## The exercise
Make an exact copy of all the entries, with the pictures left out.

=== Extracted entries ===

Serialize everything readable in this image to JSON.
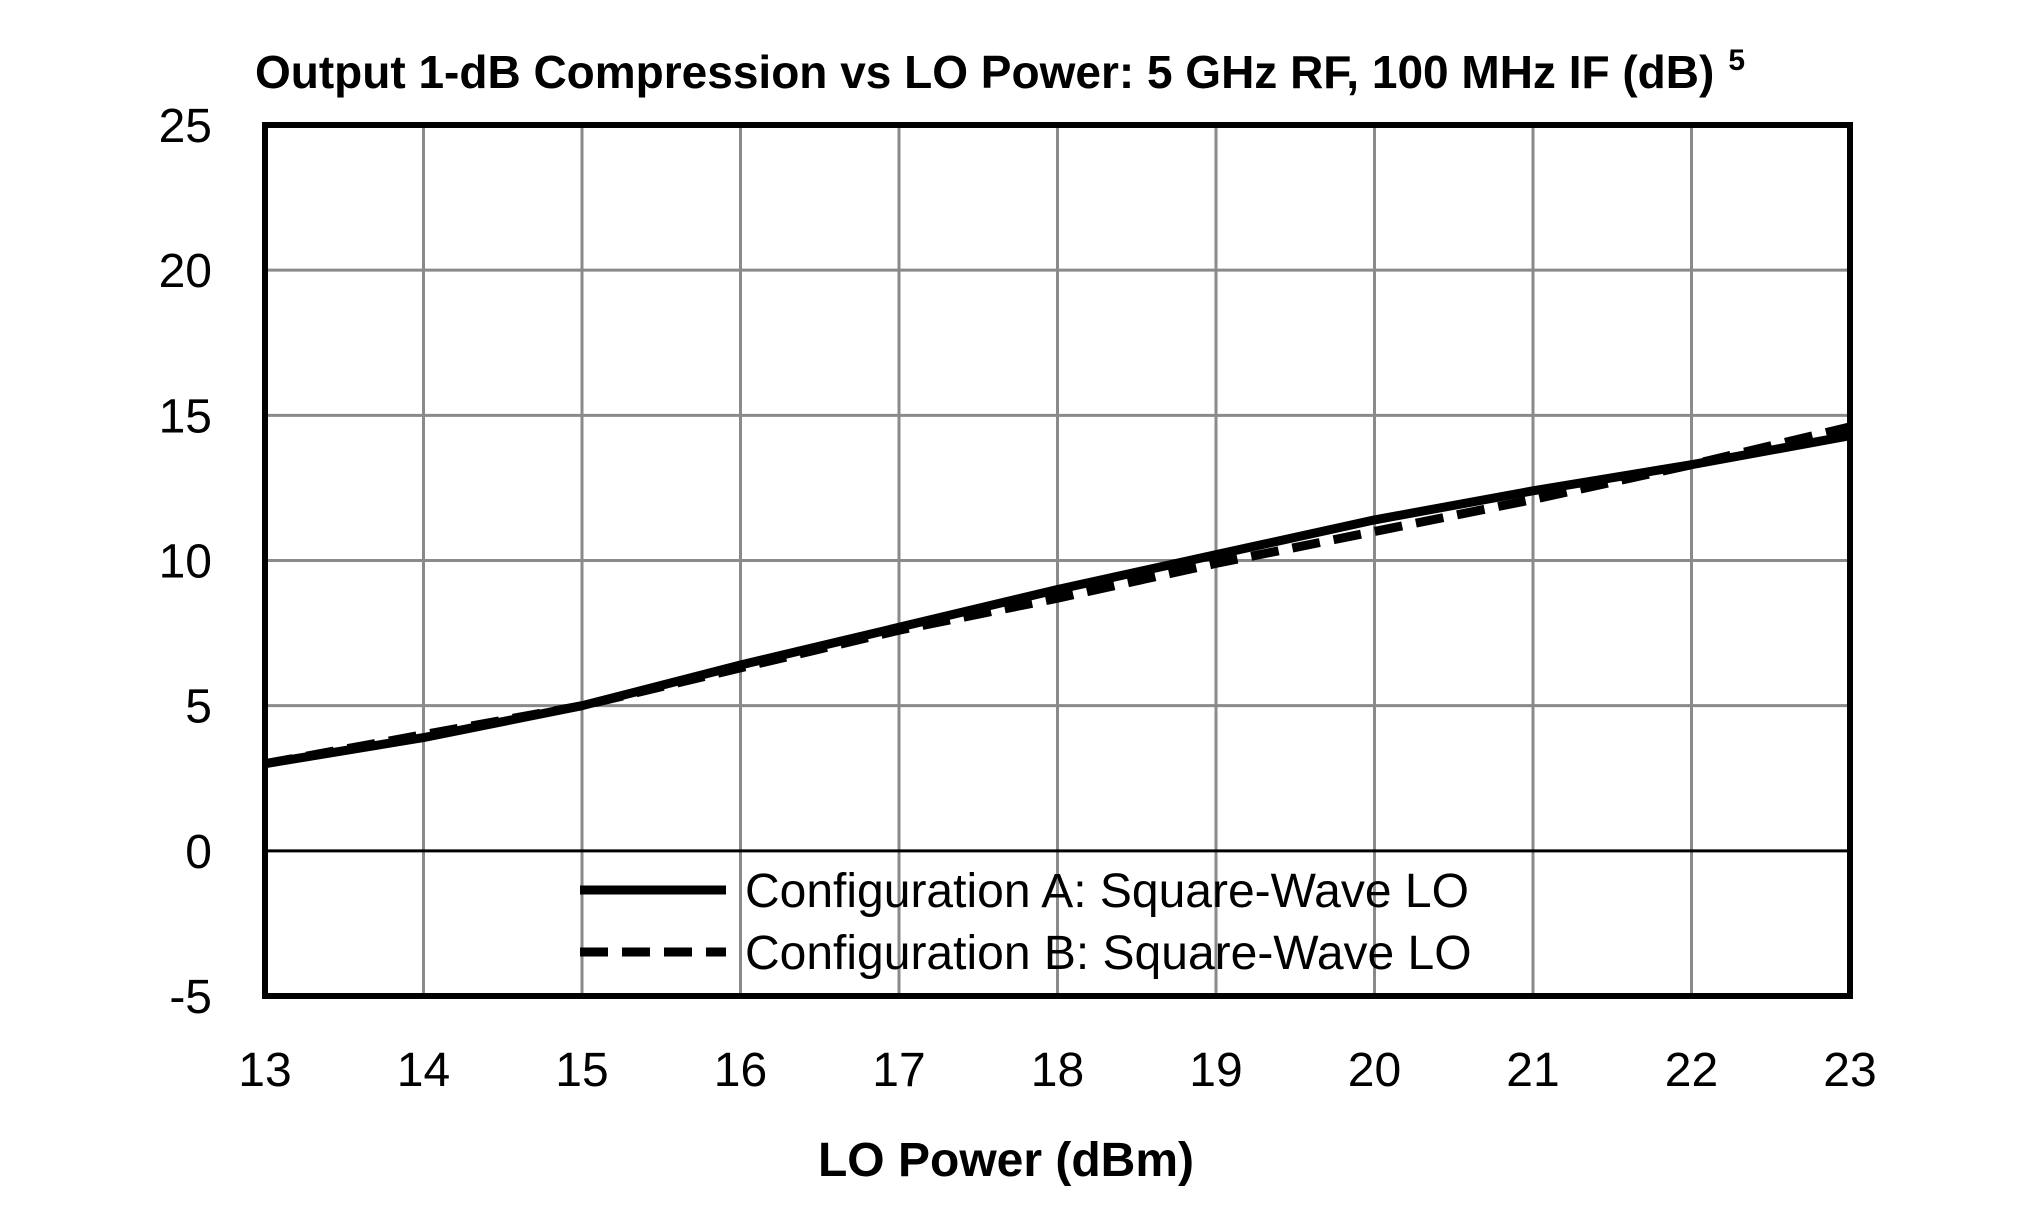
{
  "chart_data": {
    "type": "line",
    "title": "Output 1-dB Compression vs LO Power: 5 GHz RF, 100 MHz IF (dB)",
    "title_superscript": "5",
    "xlabel": "LO Power (dBm)",
    "ylabel": "",
    "xlim": [
      13,
      23
    ],
    "ylim": [
      -5,
      25
    ],
    "x_ticks": [
      13,
      14,
      15,
      16,
      17,
      18,
      19,
      20,
      21,
      22,
      23
    ],
    "y_ticks": [
      25,
      20,
      15,
      10,
      5,
      0,
      -5
    ],
    "grid": true,
    "legend_position": "bottom-center",
    "x": [
      13,
      14,
      15,
      16,
      17,
      18,
      19,
      20,
      21,
      22,
      23
    ],
    "series": [
      {
        "name": "Configuration A: Square-Wave LO",
        "style": "solid",
        "color": "#000000",
        "values": [
          3.0,
          3.9,
          5.0,
          6.4,
          7.7,
          9.0,
          10.2,
          11.4,
          12.4,
          13.3,
          14.3
        ]
      },
      {
        "name": "Configuration B: Square-Wave LO",
        "style": "dashed",
        "color": "#000000",
        "values": [
          3.0,
          4.0,
          5.0,
          6.3,
          7.6,
          8.7,
          9.9,
          11.0,
          12.1,
          13.3,
          14.6
        ]
      }
    ]
  }
}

===

## Solution
Serialize everything readable in this image to JSON.
{
  "chart_data": {
    "type": "line",
    "title": "Output 1-dB Compression vs LO Power: 5 GHz RF, 100 MHz IF (dB)",
    "title_superscript": "5",
    "xlabel": "LO Power (dBm)",
    "ylabel": "",
    "xlim": [
      13,
      23
    ],
    "ylim": [
      -5,
      25
    ],
    "x_ticks": [
      13,
      14,
      15,
      16,
      17,
      18,
      19,
      20,
      21,
      22,
      23
    ],
    "y_ticks": [
      25,
      20,
      15,
      10,
      5,
      0,
      -5
    ],
    "grid": true,
    "legend_position": "bottom-center",
    "x": [
      13,
      14,
      15,
      16,
      17,
      18,
      19,
      20,
      21,
      22,
      23
    ],
    "series": [
      {
        "name": "Configuration A: Square-Wave LO",
        "style": "solid",
        "color": "#000000",
        "values": [
          3.0,
          3.9,
          5.0,
          6.4,
          7.7,
          9.0,
          10.2,
          11.4,
          12.4,
          13.3,
          14.3
        ]
      },
      {
        "name": "Configuration B: Square-Wave LO",
        "style": "dashed",
        "color": "#000000",
        "values": [
          3.0,
          4.0,
          5.0,
          6.3,
          7.6,
          8.7,
          9.9,
          11.0,
          12.1,
          13.3,
          14.6
        ]
      }
    ]
  }
}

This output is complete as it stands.